* _THE PROBLEM_
Find the lines that contain the word "EMIT" and copy each one.

── DATA TO USE ──

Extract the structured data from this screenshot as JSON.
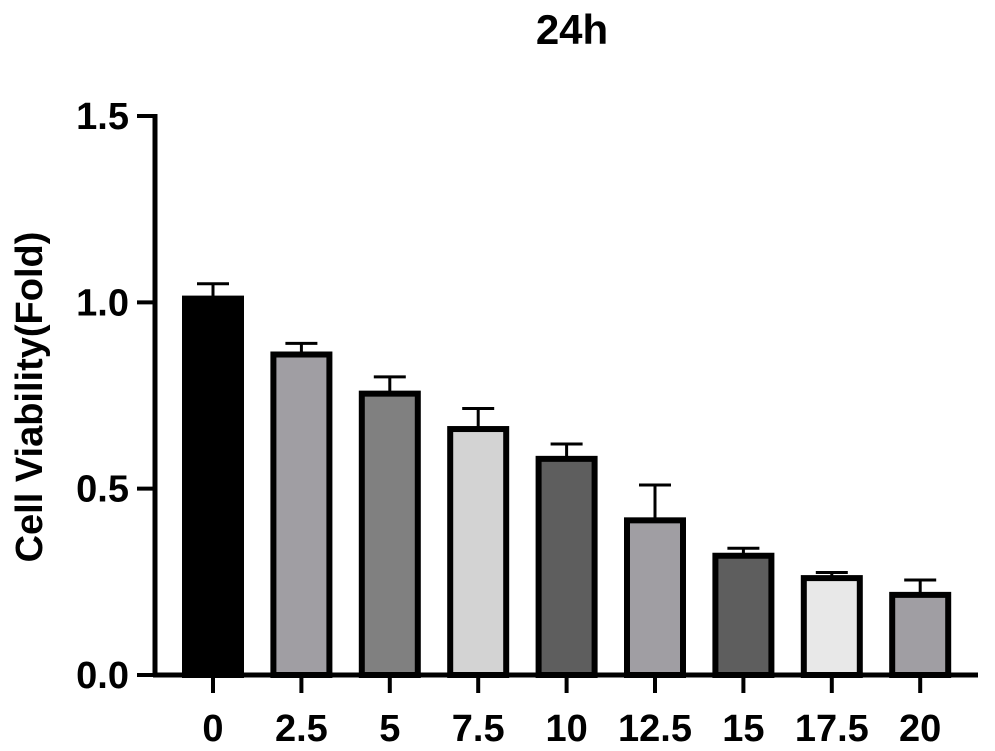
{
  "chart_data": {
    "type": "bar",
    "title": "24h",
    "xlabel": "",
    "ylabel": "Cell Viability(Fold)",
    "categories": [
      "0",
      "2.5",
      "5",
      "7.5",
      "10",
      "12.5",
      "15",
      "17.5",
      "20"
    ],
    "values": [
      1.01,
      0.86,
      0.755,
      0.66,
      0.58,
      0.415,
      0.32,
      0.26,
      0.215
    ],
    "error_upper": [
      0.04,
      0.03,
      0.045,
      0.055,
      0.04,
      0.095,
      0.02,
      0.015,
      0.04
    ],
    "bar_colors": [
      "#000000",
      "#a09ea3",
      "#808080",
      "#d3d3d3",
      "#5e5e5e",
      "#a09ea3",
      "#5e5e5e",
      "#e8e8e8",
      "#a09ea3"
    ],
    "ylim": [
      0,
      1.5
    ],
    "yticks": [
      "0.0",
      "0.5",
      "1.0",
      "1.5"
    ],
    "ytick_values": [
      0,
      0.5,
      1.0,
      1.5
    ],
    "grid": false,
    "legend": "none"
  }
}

───
── DATA TO USE ──

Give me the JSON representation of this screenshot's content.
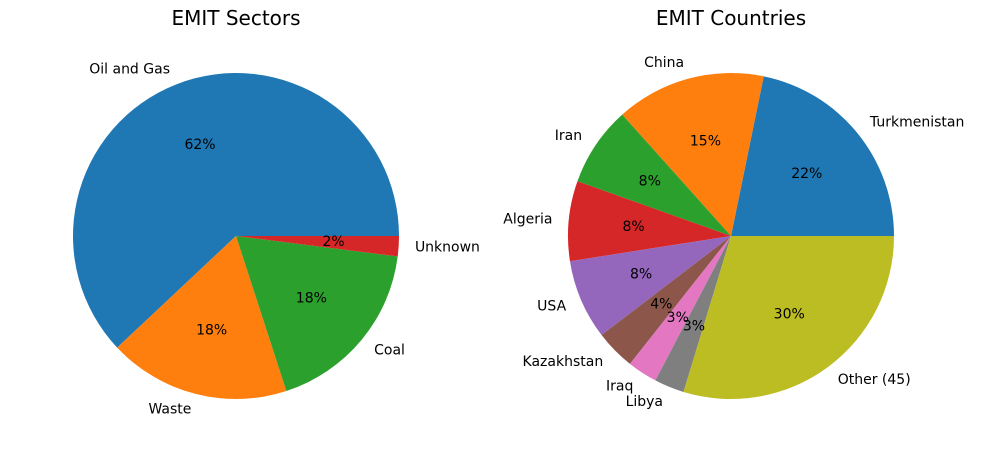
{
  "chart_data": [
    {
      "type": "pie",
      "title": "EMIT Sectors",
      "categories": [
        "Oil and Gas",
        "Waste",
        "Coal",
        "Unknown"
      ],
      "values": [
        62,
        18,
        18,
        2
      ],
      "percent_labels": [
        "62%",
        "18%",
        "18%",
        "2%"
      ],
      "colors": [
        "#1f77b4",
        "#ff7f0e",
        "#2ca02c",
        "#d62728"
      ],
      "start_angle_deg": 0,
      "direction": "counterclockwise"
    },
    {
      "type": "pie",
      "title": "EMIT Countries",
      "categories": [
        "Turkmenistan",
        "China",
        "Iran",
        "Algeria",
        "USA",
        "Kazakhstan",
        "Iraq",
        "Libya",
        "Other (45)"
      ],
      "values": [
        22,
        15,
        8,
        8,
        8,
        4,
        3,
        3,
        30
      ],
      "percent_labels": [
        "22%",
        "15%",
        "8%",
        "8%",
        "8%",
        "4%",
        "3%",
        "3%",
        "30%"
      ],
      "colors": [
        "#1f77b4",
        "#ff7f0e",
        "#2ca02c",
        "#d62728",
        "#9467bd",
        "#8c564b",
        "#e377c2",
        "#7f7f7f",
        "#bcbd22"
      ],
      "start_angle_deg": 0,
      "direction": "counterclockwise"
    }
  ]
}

───

* _COMPLETE ANSWER_
      "title": "EMIT Sectors",
      "title": "EMIT Countries",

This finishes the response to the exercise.